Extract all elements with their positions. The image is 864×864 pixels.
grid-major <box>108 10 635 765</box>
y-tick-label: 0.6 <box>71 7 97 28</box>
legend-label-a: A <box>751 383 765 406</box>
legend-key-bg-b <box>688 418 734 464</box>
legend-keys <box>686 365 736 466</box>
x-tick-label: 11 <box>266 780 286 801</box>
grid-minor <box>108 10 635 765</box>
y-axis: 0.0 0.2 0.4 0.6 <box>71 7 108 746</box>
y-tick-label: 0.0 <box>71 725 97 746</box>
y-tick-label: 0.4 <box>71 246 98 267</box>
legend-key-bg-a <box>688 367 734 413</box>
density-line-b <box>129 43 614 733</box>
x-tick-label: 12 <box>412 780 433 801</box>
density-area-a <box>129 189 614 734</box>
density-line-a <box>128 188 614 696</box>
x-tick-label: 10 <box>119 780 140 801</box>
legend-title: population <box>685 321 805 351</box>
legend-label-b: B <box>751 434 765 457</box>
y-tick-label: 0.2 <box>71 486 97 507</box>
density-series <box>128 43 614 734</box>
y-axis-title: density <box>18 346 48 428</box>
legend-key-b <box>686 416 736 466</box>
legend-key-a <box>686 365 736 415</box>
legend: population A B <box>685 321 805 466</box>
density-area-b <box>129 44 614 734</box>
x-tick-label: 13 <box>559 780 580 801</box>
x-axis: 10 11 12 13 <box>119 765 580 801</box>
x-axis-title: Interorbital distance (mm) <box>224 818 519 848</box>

(Problem description)
Rewrite every line of the items above as a Markdown table with the columns Row and Line, numbering the rows in order and omitting blank lines.

(The result)
| Row | Line |
|---|---|
| 1 | Extract all elements with their positions. The image is 864×864 pixels. |
| 2 | grid-major <box>108 10 635 765</box> |
| 3 | y-tick-label: 0.6 <box>71 7 97 28</box> |
| 4 | legend-label-a: A <box>751 383 765 406</box> |
| 5 | legend-key-bg-b <box>688 418 734 464</box> |
| 6 | legend-keys <box>686 365 736 466</box> |
| 7 | x-tick-label: 11 <box>266 780 286 801</box> |
| 8 | grid-minor <box>108 10 635 765</box> |
| 9 | y-axis: 0.0 0.2 0.4 0.6 <box>71 7 108 746</box> |
| 10 | y-tick-label: 0.0 <box>71 725 97 746</box> |
| 11 | y-tick-label: 0.4 <box>71 246 98 267</box> |
| 12 | legend-key-bg-a <box>688 367 734 413</box> |
| 13 | density-line-b <box>129 43 614 733</box> |
| 14 | x-tick-label: 12 <box>412 780 433 801</box> |
| 15 | density-area-a <box>129 189 614 734</box> |
| 16 | density-line-a <box>128 188 614 696</box> |
| 17 | x-tick-label: 10 <box>119 780 140 801</box> |
| 18 | legend-title: population <box>685 321 805 351</box> |
| 19 | legend-label-b: B <box>751 434 765 457</box> |
| 20 | y-tick-label: 0.2 <box>71 486 97 507</box> |
| 21 | density-series <box>128 43 614 734</box> |
| 22 | y-axis-title: density <box>18 346 48 428</box> |
| 23 | legend-key-b <box>686 416 736 466</box> |
| 24 | legend-key-a <box>686 365 736 415</box> |
| 25 | legend: population A B <box>685 321 805 466</box> |
| 26 | density-area-b <box>129 44 614 734</box> |
| 27 | x-tick-label: 13 <box>559 780 580 801</box> |
| 28 | x-axis: 10 11 12 13 <box>119 765 580 801</box> |
| 29 | x-axis-title: Interorbital distance (mm) <box>224 818 519 848</box> |